▸ **Job**
Convert the lines of the records below, from the line with "bullet-dot bbox=[22, 336, 29, 343]" to the line with "table-cell: ignorar no cálculo bbox=[463, 603, 1012, 647]", into a numbered list with any blank lines left out. Include only those lines.
-- START OF Dataset excerpts --
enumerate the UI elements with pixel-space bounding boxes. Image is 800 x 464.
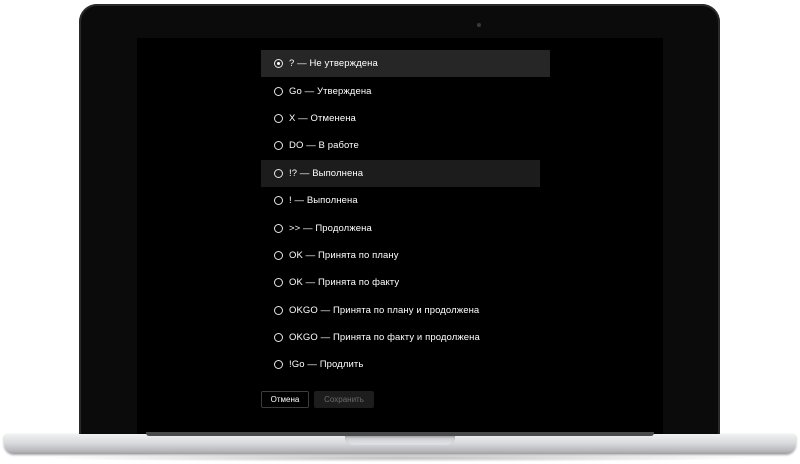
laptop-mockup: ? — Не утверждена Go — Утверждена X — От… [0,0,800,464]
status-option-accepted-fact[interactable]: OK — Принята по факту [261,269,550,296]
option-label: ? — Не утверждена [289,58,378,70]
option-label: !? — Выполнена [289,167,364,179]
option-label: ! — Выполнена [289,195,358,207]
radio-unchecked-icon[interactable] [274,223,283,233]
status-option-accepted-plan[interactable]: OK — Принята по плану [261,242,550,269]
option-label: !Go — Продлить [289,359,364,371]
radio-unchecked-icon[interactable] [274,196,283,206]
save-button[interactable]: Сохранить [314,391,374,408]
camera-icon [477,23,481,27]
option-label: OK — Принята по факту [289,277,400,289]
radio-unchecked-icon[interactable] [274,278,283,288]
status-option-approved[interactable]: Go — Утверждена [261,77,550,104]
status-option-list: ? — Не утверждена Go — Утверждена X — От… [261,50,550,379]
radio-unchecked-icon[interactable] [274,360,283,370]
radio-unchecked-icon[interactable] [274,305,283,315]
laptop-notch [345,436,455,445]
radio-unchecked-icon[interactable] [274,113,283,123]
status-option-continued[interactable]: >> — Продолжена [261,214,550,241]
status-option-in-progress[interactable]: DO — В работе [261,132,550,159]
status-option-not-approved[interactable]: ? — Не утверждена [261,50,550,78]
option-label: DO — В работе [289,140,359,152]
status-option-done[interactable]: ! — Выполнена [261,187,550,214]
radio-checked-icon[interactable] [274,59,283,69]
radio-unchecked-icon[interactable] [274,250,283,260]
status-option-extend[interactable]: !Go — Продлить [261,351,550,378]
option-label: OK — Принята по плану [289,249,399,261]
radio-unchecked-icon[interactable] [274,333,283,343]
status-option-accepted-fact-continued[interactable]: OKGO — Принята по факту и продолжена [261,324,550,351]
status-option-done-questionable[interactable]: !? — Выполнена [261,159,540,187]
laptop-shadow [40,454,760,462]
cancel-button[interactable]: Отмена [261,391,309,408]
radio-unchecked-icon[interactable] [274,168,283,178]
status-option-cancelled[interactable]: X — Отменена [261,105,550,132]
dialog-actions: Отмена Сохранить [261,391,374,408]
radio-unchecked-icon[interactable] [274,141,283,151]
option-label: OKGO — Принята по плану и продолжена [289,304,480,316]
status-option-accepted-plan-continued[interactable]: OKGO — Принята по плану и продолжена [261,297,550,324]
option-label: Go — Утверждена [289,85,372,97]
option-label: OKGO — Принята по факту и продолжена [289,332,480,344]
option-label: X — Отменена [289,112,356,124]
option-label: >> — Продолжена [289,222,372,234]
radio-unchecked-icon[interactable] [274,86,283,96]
-- END OF Dataset excerpts --
-- START OF Dataset excerpts --
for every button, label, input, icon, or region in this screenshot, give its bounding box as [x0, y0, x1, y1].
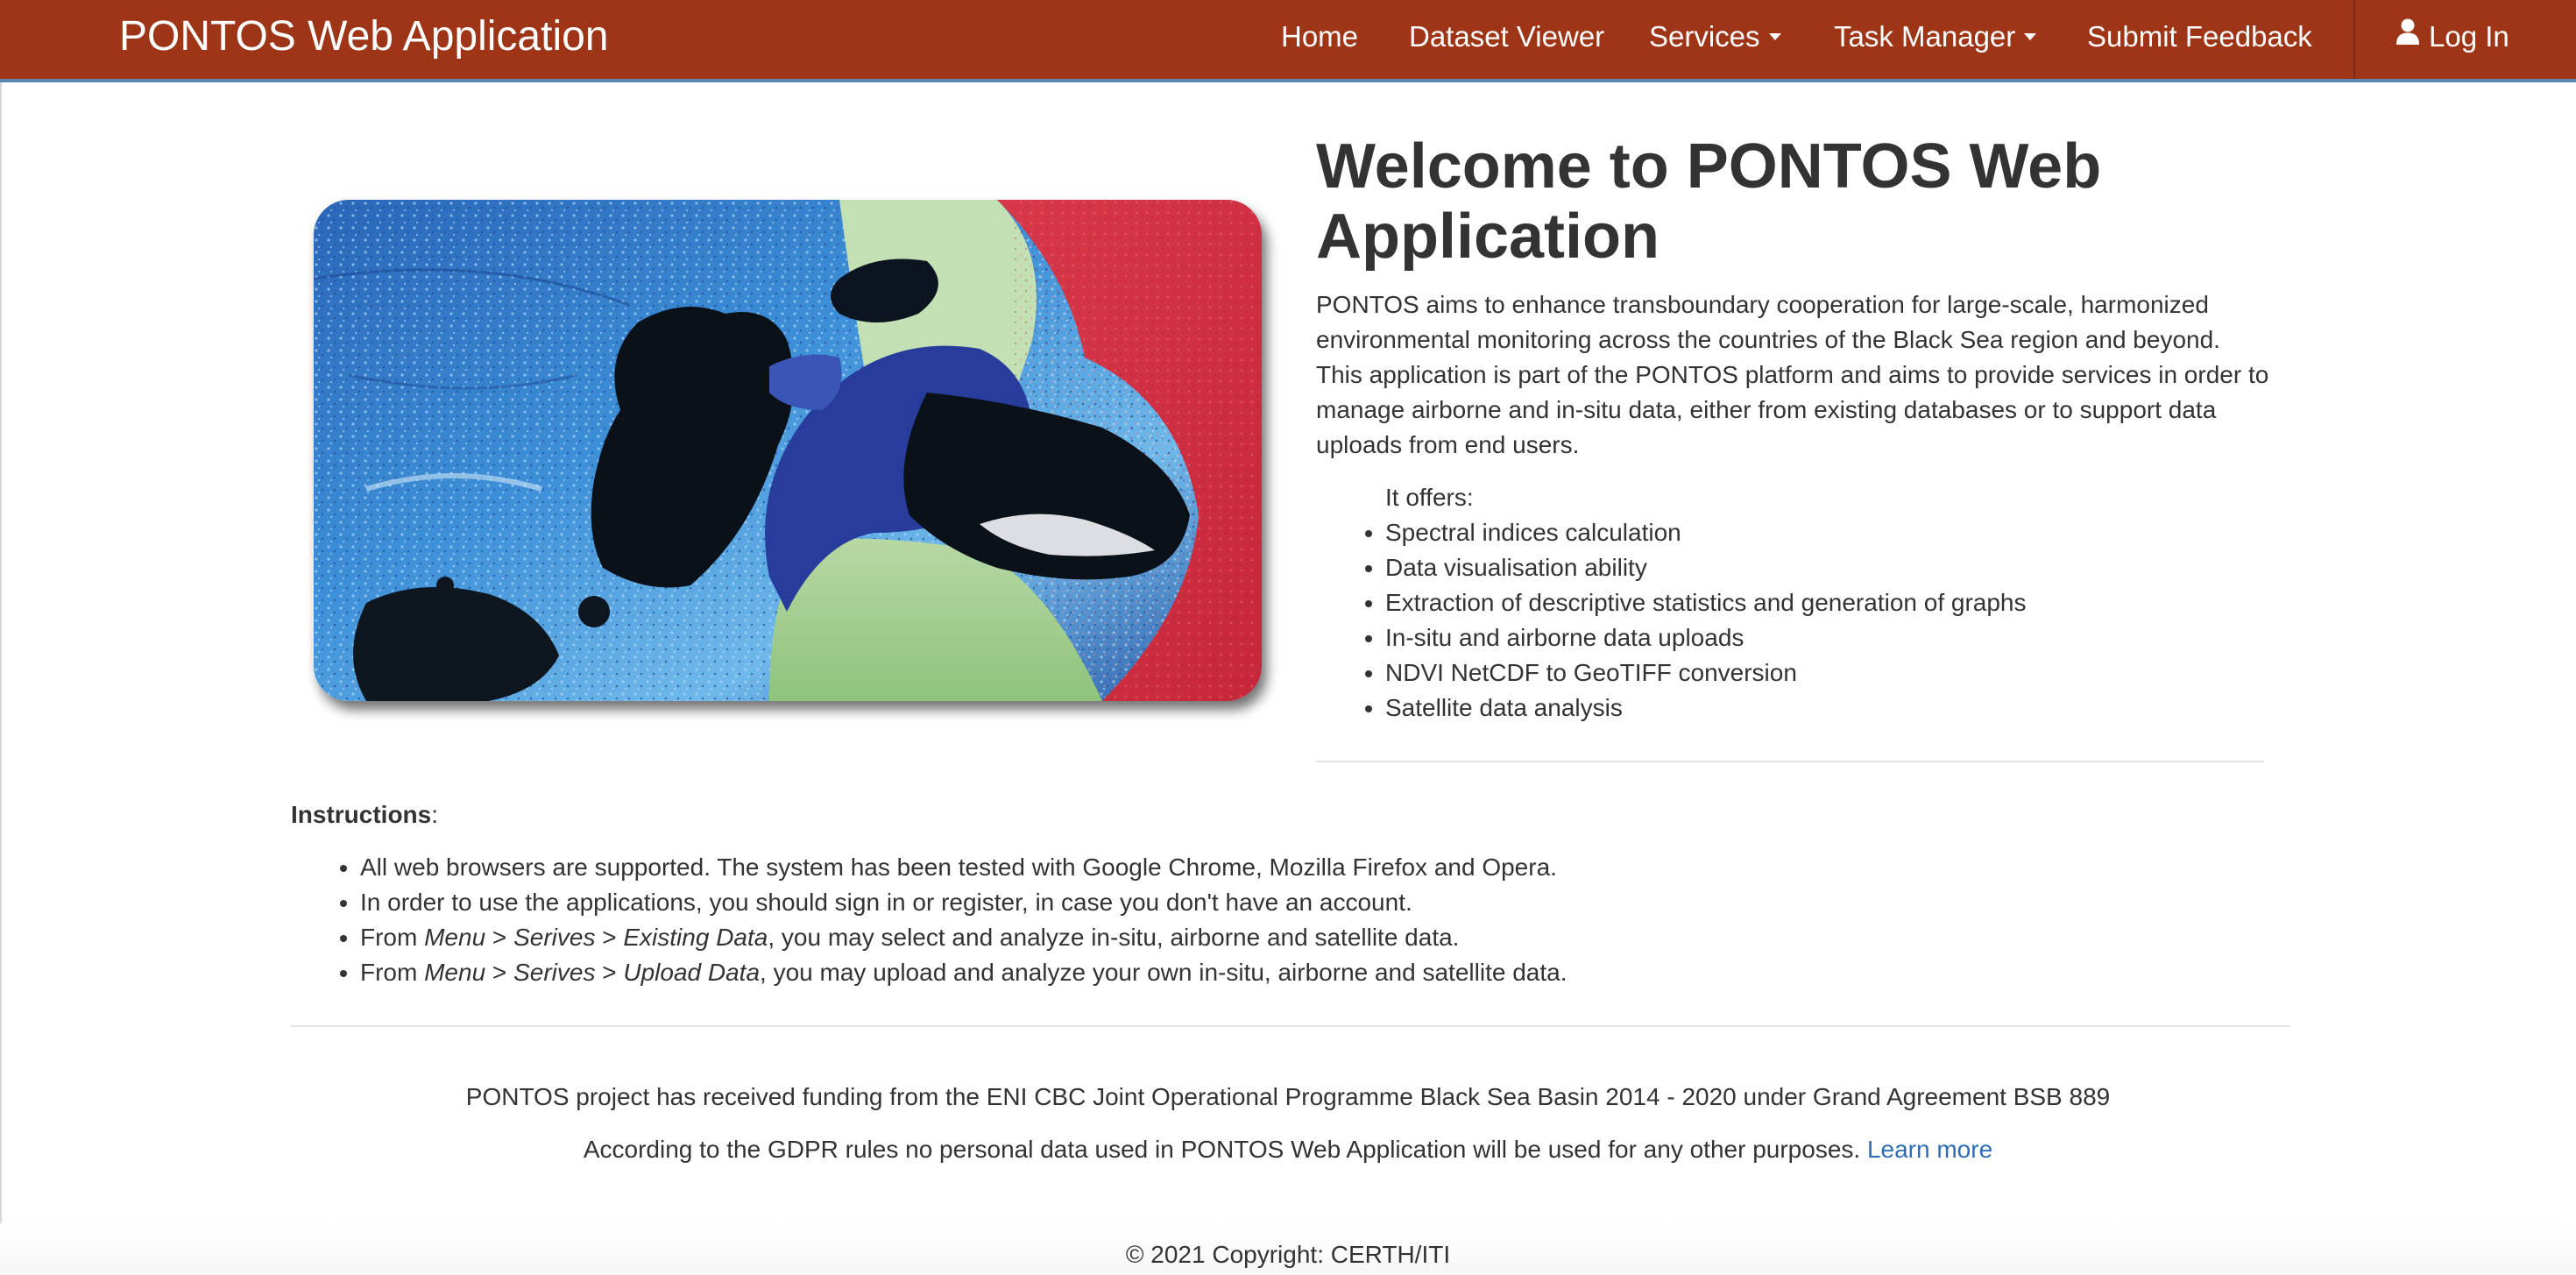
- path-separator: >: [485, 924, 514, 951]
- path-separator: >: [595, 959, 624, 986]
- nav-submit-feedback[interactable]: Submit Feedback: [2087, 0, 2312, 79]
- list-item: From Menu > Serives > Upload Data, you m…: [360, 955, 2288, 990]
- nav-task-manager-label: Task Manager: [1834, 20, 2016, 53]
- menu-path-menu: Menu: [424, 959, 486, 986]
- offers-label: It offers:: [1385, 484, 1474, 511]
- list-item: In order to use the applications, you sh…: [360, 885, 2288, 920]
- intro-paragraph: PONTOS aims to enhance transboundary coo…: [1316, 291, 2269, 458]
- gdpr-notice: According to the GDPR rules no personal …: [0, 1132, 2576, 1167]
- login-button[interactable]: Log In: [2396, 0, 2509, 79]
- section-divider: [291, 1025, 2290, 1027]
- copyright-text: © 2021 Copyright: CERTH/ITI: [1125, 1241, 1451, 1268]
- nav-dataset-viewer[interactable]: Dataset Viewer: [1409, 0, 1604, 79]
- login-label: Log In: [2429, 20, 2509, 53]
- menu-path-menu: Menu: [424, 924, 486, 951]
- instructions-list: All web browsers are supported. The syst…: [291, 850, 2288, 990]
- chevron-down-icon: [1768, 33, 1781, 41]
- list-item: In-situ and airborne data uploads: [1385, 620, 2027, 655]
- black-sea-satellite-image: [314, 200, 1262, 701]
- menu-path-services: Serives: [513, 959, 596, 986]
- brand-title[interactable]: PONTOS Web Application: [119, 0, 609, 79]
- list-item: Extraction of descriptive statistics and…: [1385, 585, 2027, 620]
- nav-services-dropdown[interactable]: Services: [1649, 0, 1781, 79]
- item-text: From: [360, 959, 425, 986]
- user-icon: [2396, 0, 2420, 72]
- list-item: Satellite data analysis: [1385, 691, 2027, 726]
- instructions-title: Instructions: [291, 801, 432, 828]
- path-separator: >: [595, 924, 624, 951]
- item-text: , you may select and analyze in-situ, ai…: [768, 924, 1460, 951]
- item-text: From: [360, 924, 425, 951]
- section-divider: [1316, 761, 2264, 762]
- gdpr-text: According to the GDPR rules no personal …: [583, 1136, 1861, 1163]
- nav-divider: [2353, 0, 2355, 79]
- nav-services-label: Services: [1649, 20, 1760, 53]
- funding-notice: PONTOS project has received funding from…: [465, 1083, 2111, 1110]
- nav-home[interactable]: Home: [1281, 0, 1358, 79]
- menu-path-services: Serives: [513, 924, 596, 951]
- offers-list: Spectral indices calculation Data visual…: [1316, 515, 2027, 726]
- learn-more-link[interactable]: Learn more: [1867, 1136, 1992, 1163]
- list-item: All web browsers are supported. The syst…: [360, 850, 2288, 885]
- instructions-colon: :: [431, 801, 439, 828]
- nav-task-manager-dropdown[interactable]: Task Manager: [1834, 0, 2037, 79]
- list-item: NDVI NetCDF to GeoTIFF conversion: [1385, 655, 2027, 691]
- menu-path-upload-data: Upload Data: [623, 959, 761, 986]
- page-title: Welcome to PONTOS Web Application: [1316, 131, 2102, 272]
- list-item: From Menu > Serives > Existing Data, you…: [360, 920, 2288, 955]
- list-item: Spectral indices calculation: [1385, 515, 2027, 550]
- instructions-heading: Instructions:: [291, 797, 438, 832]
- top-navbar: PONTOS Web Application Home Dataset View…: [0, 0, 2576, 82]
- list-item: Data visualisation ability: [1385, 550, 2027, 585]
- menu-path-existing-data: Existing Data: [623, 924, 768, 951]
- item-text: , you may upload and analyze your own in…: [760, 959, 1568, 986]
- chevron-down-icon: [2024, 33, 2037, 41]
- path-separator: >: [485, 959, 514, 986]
-- END OF Dataset excerpts --
-- START OF Dataset excerpts --
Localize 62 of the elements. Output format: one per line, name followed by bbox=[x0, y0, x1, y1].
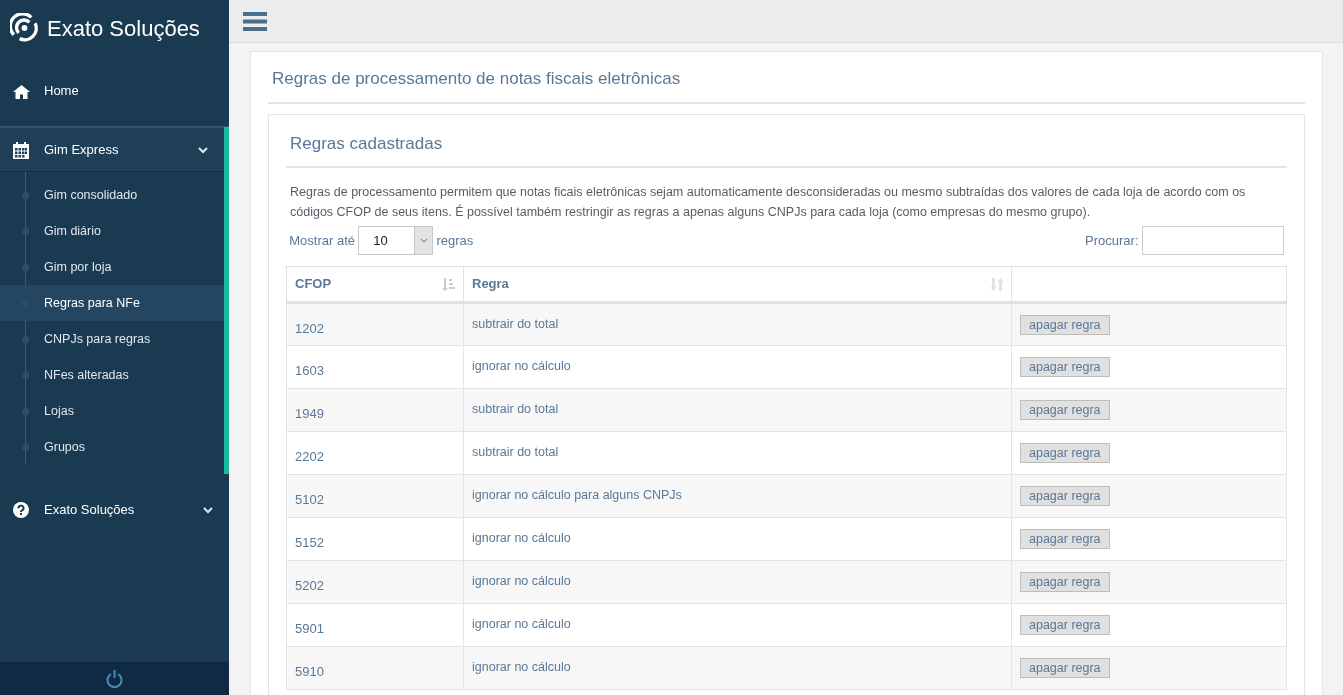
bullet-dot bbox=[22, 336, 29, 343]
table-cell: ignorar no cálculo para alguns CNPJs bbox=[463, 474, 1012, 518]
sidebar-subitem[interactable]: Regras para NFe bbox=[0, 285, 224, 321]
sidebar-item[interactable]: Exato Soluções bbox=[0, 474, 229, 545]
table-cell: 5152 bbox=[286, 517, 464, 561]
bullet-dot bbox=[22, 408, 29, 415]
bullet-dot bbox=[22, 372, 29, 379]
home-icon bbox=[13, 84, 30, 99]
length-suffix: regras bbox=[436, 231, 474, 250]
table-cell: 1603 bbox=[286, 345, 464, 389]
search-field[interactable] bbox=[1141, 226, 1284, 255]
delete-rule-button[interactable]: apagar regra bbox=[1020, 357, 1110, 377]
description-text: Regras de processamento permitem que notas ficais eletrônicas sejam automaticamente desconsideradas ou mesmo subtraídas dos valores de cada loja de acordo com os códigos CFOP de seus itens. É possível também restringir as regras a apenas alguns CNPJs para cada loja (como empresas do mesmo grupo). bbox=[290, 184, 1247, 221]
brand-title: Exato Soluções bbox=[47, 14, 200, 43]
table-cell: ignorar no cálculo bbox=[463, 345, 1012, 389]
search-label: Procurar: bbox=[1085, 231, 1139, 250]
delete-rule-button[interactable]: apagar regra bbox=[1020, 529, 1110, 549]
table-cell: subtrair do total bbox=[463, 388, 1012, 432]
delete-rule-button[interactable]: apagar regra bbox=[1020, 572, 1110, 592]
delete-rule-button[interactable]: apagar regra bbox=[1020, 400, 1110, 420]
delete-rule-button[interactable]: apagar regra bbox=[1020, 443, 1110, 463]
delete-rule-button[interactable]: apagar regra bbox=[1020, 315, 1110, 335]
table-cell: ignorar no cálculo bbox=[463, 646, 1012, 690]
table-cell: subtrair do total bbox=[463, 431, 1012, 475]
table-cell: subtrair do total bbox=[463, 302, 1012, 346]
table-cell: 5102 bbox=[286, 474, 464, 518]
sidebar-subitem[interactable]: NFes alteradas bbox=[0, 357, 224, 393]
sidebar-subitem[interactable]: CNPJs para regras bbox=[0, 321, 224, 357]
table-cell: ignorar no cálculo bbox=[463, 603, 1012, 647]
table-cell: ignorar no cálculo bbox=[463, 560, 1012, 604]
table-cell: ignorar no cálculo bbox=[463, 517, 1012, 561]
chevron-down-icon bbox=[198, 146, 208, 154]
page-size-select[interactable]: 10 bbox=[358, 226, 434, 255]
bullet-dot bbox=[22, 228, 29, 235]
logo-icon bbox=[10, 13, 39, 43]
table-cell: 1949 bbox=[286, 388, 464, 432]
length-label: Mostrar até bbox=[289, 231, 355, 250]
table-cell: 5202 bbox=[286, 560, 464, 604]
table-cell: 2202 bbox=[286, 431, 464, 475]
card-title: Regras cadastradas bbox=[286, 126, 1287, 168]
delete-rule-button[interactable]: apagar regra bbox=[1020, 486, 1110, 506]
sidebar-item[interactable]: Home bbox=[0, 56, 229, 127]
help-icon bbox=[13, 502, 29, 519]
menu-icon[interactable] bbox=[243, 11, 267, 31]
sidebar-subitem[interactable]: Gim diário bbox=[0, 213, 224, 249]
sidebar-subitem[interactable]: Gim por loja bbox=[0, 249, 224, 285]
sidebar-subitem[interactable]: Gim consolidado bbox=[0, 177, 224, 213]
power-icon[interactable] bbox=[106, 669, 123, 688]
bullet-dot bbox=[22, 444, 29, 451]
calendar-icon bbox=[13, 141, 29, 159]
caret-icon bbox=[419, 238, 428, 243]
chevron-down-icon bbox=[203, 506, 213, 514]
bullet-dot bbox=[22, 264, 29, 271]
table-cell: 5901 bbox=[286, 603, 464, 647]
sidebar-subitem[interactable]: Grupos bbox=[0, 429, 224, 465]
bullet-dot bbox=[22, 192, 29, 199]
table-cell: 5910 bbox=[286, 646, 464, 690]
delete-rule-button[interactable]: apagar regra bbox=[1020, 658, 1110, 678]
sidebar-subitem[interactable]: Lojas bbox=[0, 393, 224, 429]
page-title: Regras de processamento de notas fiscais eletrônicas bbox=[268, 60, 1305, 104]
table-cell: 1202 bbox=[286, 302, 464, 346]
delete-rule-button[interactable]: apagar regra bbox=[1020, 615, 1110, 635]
-- END OF Dataset excerpts --
▸ **Written response**
1. bullet-dot bbox=[22, 336, 29, 343]
2. table-cell: ignorar no cálculo para alguns CNPJs bbox=[463, 474, 1012, 518]
3. sidebar-subitem[interactable]: Regras para NFe bbox=[0, 285, 224, 321]
4. sidebar-item[interactable]: Exato Soluções bbox=[0, 474, 229, 545]
5. table-cell: 5152 bbox=[286, 517, 464, 561]
6. bullet-dot bbox=[22, 408, 29, 415]
7. bullet-dot bbox=[22, 372, 29, 379]
8. home-icon bbox=[13, 84, 30, 99]
9. length-suffix: regras bbox=[436, 231, 474, 250]
10. table-cell: 1603 bbox=[286, 345, 464, 389]
11. search-field[interactable] bbox=[1141, 226, 1284, 255]
12. delete-rule-button[interactable]: apagar regra bbox=[1020, 357, 1110, 377]
13. description-text: Regras de processamento permitem que notas ficais eletrônicas sejam automaticamente desconsideradas ou mesmo subtraídas dos valores de cada loja de acordo com os códigos CFOP de seus itens. É possível também restringir as regras a apenas alguns CNPJs para cada loja (como empresas do mesmo grupo). bbox=[290, 184, 1247, 221]
14. brand-title: Exato Soluções bbox=[47, 14, 200, 43]
15. table-cell: ignorar no cálculo bbox=[463, 345, 1012, 389]
16. search-label: Procurar: bbox=[1085, 231, 1139, 250]
17. delete-rule-button[interactable]: apagar regra bbox=[1020, 529, 1110, 549]
18. table-cell: subtrair do total bbox=[463, 388, 1012, 432]
19. delete-rule-button[interactable]: apagar regra bbox=[1020, 572, 1110, 592]
20. delete-rule-button[interactable]: apagar regra bbox=[1020, 400, 1110, 420]
21. delete-rule-button[interactable]: apagar regra bbox=[1020, 443, 1110, 463]
22. delete-rule-button[interactable]: apagar regra bbox=[1020, 315, 1110, 335]
23. table-cell: ignorar no cálculo bbox=[463, 646, 1012, 690]
24. table-cell: subtrair do total bbox=[463, 431, 1012, 475]
25. table-cell: subtrair do total bbox=[463, 302, 1012, 346]
26. table-cell: 5102 bbox=[286, 474, 464, 518]
27. sidebar-subitem[interactable]: NFes alteradas bbox=[0, 357, 224, 393]
28. sidebar-subitem[interactable]: CNPJs para regras bbox=[0, 321, 224, 357]
29. table-cell: ignorar no cálculo bbox=[463, 603, 1012, 647]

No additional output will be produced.